## PASSAGE PROVIDED

** start **

The songs for Daleko je Sunce were written in Makarska seaside resort (where the band had held regular summer performances since 1980) during the summer of 1987. The album was recorded during the winter of 1987–1988. The album was produced by Dušan "Šane" Petrović, and featured numerous guest appearances, including keyboardists Saša Lokner (of Bajaga i Instruktori) and Kornelije Kovač, bass guitarists Rade Bulatović (of Jakarta) and Nenad Stefanović "Japanac", drummer Ivan Vdović "Vd" and Fejat Sejdić Trumpet Orchestra. The album was titled after a novel by renowned writer Dobrica Ćosić, and the songs were titled after the works of Dobrica Ćosić, Branko Ćopić, Ivo Andrić, Laza Lazarević and Aleksa Šantić. The songs featured multi-layered lyrics, dealing with political topics through form of love songs. The spoken intro to "Žena koje nema" ("A Woman That Is Not There") features the last line from Ćosić's Distant Is the Sun red by three different actors, Branislav "Ciga" Jerinić, Miloš Žutić and Mihajlo Viktorović. The song "Zebre i bizoni" ("Zebras and Buffalos") featured provocative lyrics dealing with Josip Broz Tito's residence at Brijuni. On the insistent of the record label, "Zebre i bizoni" lyrics were omitted from the inner sleeve. The track "Orlovi rano leto" ("Eagles Start Flying Early") includes a verse from the poem "Wait for Me" by Russian poet Konstantin Simonov, and the song "Mi znamo sudbu" ("We Know Our Destiny") includes motifs from the lyrics of Serbian World War I song "Tamo daleko" ("There, Far Away").

Daleko je sunce was the band's fifth and last album recorded with long-time bass guitarist Zoran "Čupa" Radosavljević. After the album release, he left the band, and was replaced by Predrag Milanović.

==Album cover==
The album cover was designed by Slobodan Kaštavarac and features a photograph of sunset at Mount Athos, Greece, taken by Danko Đurić. The back cover features Đurić's photograph of sky taken from inside the walls of Hilandar Monastery.

** end **

## PARTS OF THE EXERCISE
[1] Using the Daleko je Sunce passage, decide whether each statement agrees with it. Answer yes or no for each, and quote the exact words that decide it.
(a) Dušan "Šane" Petrović produced the album.
(b) Zoran "Čupa" Radosavljević stayed in the band after the album came out.
(c) The front cover photograph shows a sunset at Mount Athos.
[2] Reproduce the Daleko je Sunce passage word for word, from "Daleko je sunce was" to "by Predrag Milanović.".

## COLLECTED DATA
** start **

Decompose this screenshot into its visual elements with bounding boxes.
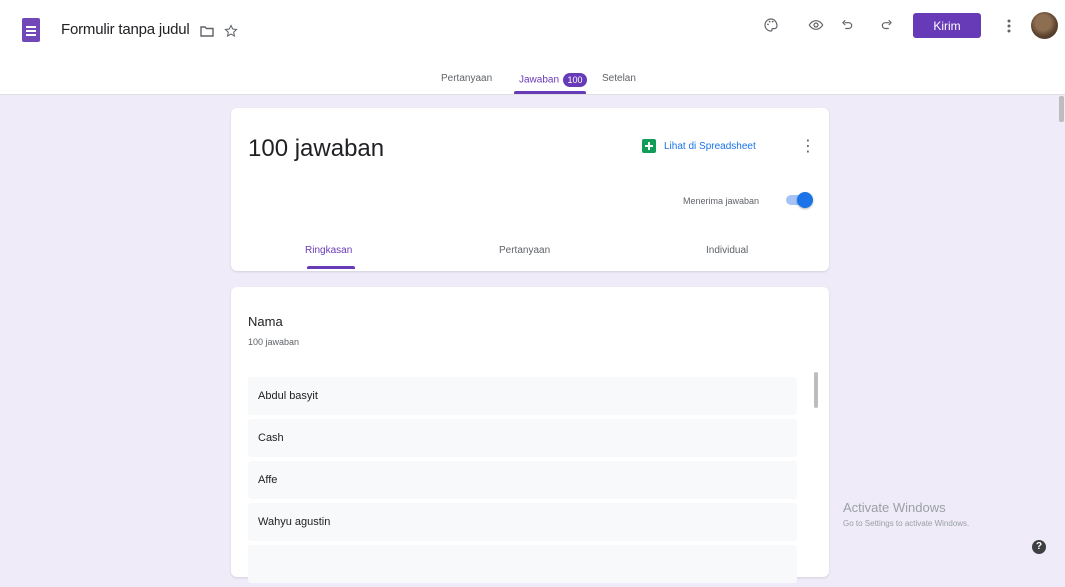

** end **

## EXPECTED RESULTS
[1]
(a) Yes: "The album was produced by Dušan "Šane" Petrović"
(b) No: "After the album release, he left the band, and was replaced by Predrag Milanović."
(c) Yes: "features a photograph of sunset at Mount Athos, Greece"

[2]
Daleko je sunce was the band's fifth and last album recorded with long-time bass guitarist Zoran "Čupa" Radosavljević. After the album release, he left the band, and was replaced by Predrag Milanović.